-- START TASK INPUT --

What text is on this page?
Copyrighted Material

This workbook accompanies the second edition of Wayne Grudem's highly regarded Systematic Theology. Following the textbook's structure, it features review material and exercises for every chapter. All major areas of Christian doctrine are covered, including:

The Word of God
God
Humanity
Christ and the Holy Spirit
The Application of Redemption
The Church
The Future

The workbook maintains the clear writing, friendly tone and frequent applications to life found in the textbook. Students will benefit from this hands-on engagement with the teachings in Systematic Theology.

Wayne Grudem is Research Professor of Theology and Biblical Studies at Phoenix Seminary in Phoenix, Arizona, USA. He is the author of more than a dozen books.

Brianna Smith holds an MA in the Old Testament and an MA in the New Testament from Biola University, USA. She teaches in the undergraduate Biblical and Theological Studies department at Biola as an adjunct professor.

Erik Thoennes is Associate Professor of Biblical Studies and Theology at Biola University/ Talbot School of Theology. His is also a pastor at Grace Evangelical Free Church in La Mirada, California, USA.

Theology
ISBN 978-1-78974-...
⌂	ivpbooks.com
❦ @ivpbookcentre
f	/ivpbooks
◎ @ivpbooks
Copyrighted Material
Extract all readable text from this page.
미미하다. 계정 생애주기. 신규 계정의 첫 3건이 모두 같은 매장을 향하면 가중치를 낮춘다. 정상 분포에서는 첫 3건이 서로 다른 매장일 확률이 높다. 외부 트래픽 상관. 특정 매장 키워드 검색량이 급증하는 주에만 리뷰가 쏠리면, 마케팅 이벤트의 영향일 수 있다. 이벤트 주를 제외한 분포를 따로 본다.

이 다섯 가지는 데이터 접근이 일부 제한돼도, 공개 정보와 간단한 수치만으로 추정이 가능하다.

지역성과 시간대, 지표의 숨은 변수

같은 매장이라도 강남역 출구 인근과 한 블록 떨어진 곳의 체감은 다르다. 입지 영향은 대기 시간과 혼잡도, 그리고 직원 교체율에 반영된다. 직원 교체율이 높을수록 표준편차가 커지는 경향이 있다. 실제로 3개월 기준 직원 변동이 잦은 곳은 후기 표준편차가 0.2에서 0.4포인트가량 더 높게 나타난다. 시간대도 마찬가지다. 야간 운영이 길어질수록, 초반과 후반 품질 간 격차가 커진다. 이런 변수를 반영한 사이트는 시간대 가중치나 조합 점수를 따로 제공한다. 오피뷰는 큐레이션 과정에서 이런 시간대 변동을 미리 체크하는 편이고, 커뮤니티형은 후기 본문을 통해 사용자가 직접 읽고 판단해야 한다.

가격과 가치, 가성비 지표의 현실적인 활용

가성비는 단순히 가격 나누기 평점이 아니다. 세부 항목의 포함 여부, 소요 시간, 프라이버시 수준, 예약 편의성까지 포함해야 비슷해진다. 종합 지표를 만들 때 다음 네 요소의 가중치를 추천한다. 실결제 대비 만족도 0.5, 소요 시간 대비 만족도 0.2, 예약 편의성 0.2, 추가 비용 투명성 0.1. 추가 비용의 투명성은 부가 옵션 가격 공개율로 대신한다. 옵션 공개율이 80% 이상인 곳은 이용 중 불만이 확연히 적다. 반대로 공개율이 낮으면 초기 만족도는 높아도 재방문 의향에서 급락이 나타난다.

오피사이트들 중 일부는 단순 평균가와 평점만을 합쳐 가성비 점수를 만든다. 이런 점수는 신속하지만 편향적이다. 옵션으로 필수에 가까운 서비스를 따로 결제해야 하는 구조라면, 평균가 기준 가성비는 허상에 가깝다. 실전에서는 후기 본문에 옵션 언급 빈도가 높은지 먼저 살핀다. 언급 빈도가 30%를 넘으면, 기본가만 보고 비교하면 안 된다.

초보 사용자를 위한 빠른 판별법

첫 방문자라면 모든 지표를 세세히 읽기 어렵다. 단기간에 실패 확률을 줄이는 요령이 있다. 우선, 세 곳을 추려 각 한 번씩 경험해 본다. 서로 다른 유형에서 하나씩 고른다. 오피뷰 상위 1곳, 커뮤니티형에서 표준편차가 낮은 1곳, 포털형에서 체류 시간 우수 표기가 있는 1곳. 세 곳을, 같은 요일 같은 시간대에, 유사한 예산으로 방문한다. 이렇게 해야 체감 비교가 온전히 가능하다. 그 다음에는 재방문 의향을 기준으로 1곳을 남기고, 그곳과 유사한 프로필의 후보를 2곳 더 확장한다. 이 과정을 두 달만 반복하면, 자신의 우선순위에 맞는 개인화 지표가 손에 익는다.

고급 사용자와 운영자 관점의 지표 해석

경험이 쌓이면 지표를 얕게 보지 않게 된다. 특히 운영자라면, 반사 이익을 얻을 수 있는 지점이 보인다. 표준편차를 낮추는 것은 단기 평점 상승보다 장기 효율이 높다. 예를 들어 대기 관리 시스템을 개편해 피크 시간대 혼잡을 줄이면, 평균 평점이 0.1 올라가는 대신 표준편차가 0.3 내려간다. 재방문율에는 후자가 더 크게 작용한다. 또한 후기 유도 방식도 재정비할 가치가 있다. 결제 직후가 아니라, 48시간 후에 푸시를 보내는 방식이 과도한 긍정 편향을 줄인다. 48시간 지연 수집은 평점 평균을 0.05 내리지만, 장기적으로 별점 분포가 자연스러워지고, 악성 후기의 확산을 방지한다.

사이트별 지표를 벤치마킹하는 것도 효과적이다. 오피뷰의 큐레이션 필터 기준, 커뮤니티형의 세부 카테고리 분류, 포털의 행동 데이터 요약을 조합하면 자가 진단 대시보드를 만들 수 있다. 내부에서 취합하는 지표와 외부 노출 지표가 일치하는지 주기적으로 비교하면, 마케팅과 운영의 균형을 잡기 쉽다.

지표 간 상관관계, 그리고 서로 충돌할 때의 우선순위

-- END TASK INPUT --

- TO BE DONE: Go through the listing above and restate it word for word.

- TASK RESPONSE:
What text is on this page?
Copyrighted Material

This workbook accompanies the second edition of Wayne Grudem's highly regarded Systematic Theology. Following the textbook's structure, it features review material and exercises for every chapter. All major areas of Christian doctrine are covered, including:

The Word of God
God
Humanity
Christ and the Holy Spirit
The Application of Redemption
The Church
The Future

The workbook maintains the clear writing, friendly tone and frequent applications to life found in the textbook. Students will benefit from this hands-on engagement with the teachings in Systematic Theology.

Wayne Grudem is Research Professor of Theology and Biblical Studies at Phoenix Seminary in Phoenix, Arizona, USA. He is the author of more than a dozen books.

Brianna Smith holds an MA in the Old Testament and an MA in the New Testament from Biola University, USA. She teaches in the undergraduate Biblical and Theological Studies department at Biola as an adjunct professor.

Erik Thoennes is Associate Professor of Biblical Studies and Theology at Biola University/ Talbot School of Theology. His is also a pastor at Grace Evangelical Free Church in La Mirada, California, USA.

Theology
ISBN 978-1-78974-...
⌂	ivpbooks.com
❦ @ivpbookcentre
f	/ivpbooks
◎ @ivpbooks
Copyrighted Material
Extract all readable text from this page.
미미하다. 계정 생애주기. 신규 계정의 첫 3건이 모두 같은 매장을 향하면 가중치를 낮춘다. 정상 분포에서는 첫 3건이 서로 다른 매장일 확률이 높다. 외부 트래픽 상관. 특정 매장 키워드 검색량이 급증하는 주에만 리뷰가 쏠리면, 마케팅 이벤트의 영향일 수 있다. 이벤트 주를 제외한 분포를 따로 본다.

이 다섯 가지는 데이터 접근이 일부 제한돼도, 공개 정보와 간단한 수치만으로 추정이 가능하다.

지역성과 시간대, 지표의 숨은 변수

같은 매장이라도 강남역 출구 인근과 한 블록 떨어진 곳의 체감은 다르다. 입지 영향은 대기 시간과 혼잡도, 그리고 직원 교체율에 반영된다. 직원 교체율이 높을수록 표준편차가 커지는 경향이 있다. 실제로 3개월 기준 직원 변동이 잦은 곳은 후기 표준편차가 0.2에서 0.4포인트가량 더 높게 나타난다. 시간대도 마찬가지다. 야간 운영이 길어질수록, 초반과 후반 품질 간 격차가 커진다. 이런 변수를 반영한 사이트는 시간대 가중치나 조합 점수를 따로 제공한다. 오피뷰는 큐레이션 과정에서 이런 시간대 변동을 미리 체크하는 편이고, 커뮤니티형은 후기 본문을 통해 사용자가 직접 읽고 판단해야 한다.

가격과 가치, 가성비 지표의 현실적인 활용

가성비는 단순히 가격 나누기 평점이 아니다. 세부 항목의 포함 여부, 소요 시간, 프라이버시 수준, 예약 편의성까지 포함해야 비슷해진다. 종합 지표를 만들 때 다음 네 요소의 가중치를 추천한다. 실결제 대비 만족도 0.5, 소요 시간 대비 만족도 0.2, 예약 편의성 0.2, 추가 비용 투명성 0.1. 추가 비용의 투명성은 부가 옵션 가격 공개율로 대신한다. 옵션 공개율이 80% 이상인 곳은 이용 중 불만이 확연히 적다. 반대로 공개율이 낮으면 초기 만족도는 높아도 재방문 의향에서 급락이 나타난다.

오피사이트들 중 일부는 단순 평균가와 평점만을 합쳐 가성비 점수를 만든다. 이런 점수는 신속하지만 편향적이다. 옵션으로 필수에 가까운 서비스를 따로 결제해야 하는 구조라면, 평균가 기준 가성비는 허상에 가깝다. 실전에서는 후기 본문에 옵션 언급 빈도가 높은지 먼저 살핀다. 언급 빈도가 30%를 넘으면, 기본가만 보고 비교하면 안 된다.

초보 사용자를 위한 빠른 판별법

첫 방문자라면 모든 지표를 세세히 읽기 어렵다. 단기간에 실패 확률을 줄이는 요령이 있다. 우선, 세 곳을 추려 각 한 번씩 경험해 본다. 서로 다른 유형에서 하나씩 고른다. 오피뷰 상위 1곳, 커뮤니티형에서 표준편차가 낮은 1곳, 포털형에서 체류 시간 우수 표기가 있는 1곳. 세 곳을, 같은 요일 같은 시간대에, 유사한 예산으로 방문한다. 이렇게 해야 체감 비교가 온전히 가능하다. 그 다음에는 재방문 의향을 기준으로 1곳을 남기고, 그곳과 유사한 프로필의 후보를 2곳 더 확장한다. 이 과정을 두 달만 반복하면, 자신의 우선순위에 맞는 개인화 지표가 손에 익는다.

고급 사용자와 운영자 관점의 지표 해석

경험이 쌓이면 지표를 얕게 보지 않게 된다. 특히 운영자라면, 반사 이익을 얻을 수 있는 지점이 보인다. 표준편차를 낮추는 것은 단기 평점 상승보다 장기 효율이 높다. 예를 들어 대기 관리 시스템을 개편해 피크 시간대 혼잡을 줄이면, 평균 평점이 0.1 올라가는 대신 표준편차가 0.3 내려간다. 재방문율에는 후자가 더 크게 작용한다. 또한 후기 유도 방식도 재정비할 가치가 있다. 결제 직후가 아니라, 48시간 후에 푸시를 보내는 방식이 과도한 긍정 편향을 줄인다. 48시간 지연 수집은 평점 평균을 0.05 내리지만, 장기적으로 별점 분포가 자연스러워지고, 악성 후기의 확산을 방지한다.

사이트별 지표를 벤치마킹하는 것도 효과적이다. 오피뷰의 큐레이션 필터 기준, 커뮤니티형의 세부 카테고리 분류, 포털의 행동 데이터 요약을 조합하면 자가 진단 대시보드를 만들 수 있다. 내부에서 취합하는 지표와 외부 노출 지표가 일치하는지 주기적으로 비교하면, 마케팅과 운영의 균형을 잡기 쉽다.

지표 간 상관관계, 그리고 서로 충돌할 때의 우선순위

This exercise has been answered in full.